(Stored data)
────────────────────

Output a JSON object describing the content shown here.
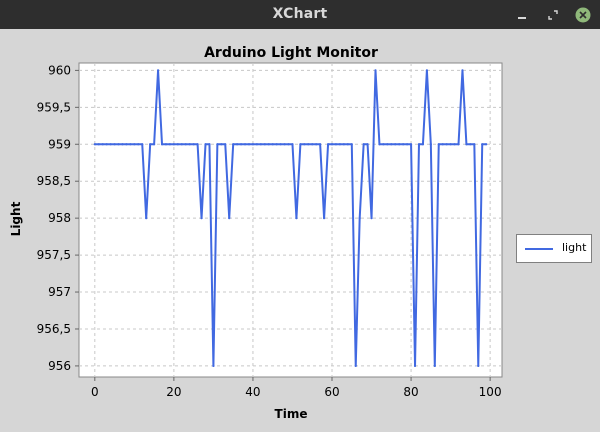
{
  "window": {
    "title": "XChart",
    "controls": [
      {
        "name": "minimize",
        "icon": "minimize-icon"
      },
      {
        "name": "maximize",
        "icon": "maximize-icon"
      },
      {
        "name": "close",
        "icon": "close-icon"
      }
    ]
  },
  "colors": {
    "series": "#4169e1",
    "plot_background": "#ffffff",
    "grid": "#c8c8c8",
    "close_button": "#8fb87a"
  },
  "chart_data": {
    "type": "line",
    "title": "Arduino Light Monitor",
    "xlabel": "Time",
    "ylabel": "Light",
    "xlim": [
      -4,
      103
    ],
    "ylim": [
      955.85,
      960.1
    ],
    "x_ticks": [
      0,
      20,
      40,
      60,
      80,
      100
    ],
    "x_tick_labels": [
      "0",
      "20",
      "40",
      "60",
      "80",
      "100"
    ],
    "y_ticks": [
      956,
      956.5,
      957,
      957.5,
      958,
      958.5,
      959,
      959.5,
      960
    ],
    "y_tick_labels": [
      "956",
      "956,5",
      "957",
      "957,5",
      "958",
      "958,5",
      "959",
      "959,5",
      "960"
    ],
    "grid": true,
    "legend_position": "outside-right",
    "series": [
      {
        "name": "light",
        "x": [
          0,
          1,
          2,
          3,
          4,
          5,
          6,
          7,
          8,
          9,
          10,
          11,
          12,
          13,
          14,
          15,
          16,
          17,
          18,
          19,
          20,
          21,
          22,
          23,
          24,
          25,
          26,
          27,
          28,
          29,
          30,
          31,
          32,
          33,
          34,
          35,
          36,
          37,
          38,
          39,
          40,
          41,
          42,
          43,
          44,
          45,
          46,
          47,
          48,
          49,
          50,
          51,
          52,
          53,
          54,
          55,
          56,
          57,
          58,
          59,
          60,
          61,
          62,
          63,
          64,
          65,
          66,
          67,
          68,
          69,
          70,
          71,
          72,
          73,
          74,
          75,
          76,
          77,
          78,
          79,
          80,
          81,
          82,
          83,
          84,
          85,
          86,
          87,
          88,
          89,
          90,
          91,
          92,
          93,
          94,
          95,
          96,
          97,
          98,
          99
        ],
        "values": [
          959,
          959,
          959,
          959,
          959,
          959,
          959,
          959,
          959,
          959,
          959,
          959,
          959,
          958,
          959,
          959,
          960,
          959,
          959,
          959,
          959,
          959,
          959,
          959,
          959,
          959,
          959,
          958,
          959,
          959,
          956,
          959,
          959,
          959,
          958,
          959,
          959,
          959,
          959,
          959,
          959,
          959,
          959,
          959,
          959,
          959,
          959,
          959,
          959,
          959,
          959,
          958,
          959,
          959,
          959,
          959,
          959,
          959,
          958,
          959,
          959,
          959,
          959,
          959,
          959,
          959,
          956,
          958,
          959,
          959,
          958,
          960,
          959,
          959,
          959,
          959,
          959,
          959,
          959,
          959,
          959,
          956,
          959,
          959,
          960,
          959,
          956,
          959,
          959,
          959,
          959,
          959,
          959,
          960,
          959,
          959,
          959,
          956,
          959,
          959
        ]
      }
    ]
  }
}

────────────────────

Write out every line above exactly as it is, leaving out the pictures.

__EXERCISE SOLUTION__:
Output a JSON object describing the content shown here.
{
  "window": {
    "title": "XChart",
    "controls": [
      {
        "name": "minimize",
        "icon": "minimize-icon"
      },
      {
        "name": "maximize",
        "icon": "maximize-icon"
      },
      {
        "name": "close",
        "icon": "close-icon"
      }
    ]
  },
  "colors": {
    "series": "#4169e1",
    "plot_background": "#ffffff",
    "grid": "#c8c8c8",
    "close_button": "#8fb87a"
  },
  "chart_data": {
    "type": "line",
    "title": "Arduino Light Monitor",
    "xlabel": "Time",
    "ylabel": "Light",
    "xlim": [
      -4,
      103
    ],
    "ylim": [
      955.85,
      960.1
    ],
    "x_ticks": [
      0,
      20,
      40,
      60,
      80,
      100
    ],
    "x_tick_labels": [
      "0",
      "20",
      "40",
      "60",
      "80",
      "100"
    ],
    "y_ticks": [
      956,
      956.5,
      957,
      957.5,
      958,
      958.5,
      959,
      959.5,
      960
    ],
    "y_tick_labels": [
      "956",
      "956,5",
      "957",
      "957,5",
      "958",
      "958,5",
      "959",
      "959,5",
      "960"
    ],
    "grid": true,
    "legend_position": "outside-right",
    "series": [
      {
        "name": "light",
        "x": [
          0,
          1,
          2,
          3,
          4,
          5,
          6,
          7,
          8,
          9,
          10,
          11,
          12,
          13,
          14,
          15,
          16,
          17,
          18,
          19,
          20,
          21,
          22,
          23,
          24,
          25,
          26,
          27,
          28,
          29,
          30,
          31,
          32,
          33,
          34,
          35,
          36,
          37,
          38,
          39,
          40,
          41,
          42,
          43,
          44,
          45,
          46,
          47,
          48,
          49,
          50,
          51,
          52,
          53,
          54,
          55,
          56,
          57,
          58,
          59,
          60,
          61,
          62,
          63,
          64,
          65,
          66,
          67,
          68,
          69,
          70,
          71,
          72,
          73,
          74,
          75,
          76,
          77,
          78,
          79,
          80,
          81,
          82,
          83,
          84,
          85,
          86,
          87,
          88,
          89,
          90,
          91,
          92,
          93,
          94,
          95,
          96,
          97,
          98,
          99
        ],
        "values": [
          959,
          959,
          959,
          959,
          959,
          959,
          959,
          959,
          959,
          959,
          959,
          959,
          959,
          958,
          959,
          959,
          960,
          959,
          959,
          959,
          959,
          959,
          959,
          959,
          959,
          959,
          959,
          958,
          959,
          959,
          956,
          959,
          959,
          959,
          958,
          959,
          959,
          959,
          959,
          959,
          959,
          959,
          959,
          959,
          959,
          959,
          959,
          959,
          959,
          959,
          959,
          958,
          959,
          959,
          959,
          959,
          959,
          959,
          958,
          959,
          959,
          959,
          959,
          959,
          959,
          959,
          956,
          958,
          959,
          959,
          958,
          960,
          959,
          959,
          959,
          959,
          959,
          959,
          959,
          959,
          959,
          956,
          959,
          959,
          960,
          959,
          956,
          959,
          959,
          959,
          959,
          959,
          959,
          960,
          959,
          959,
          959,
          956,
          959,
          959
        ]
      }
    ]
  }
}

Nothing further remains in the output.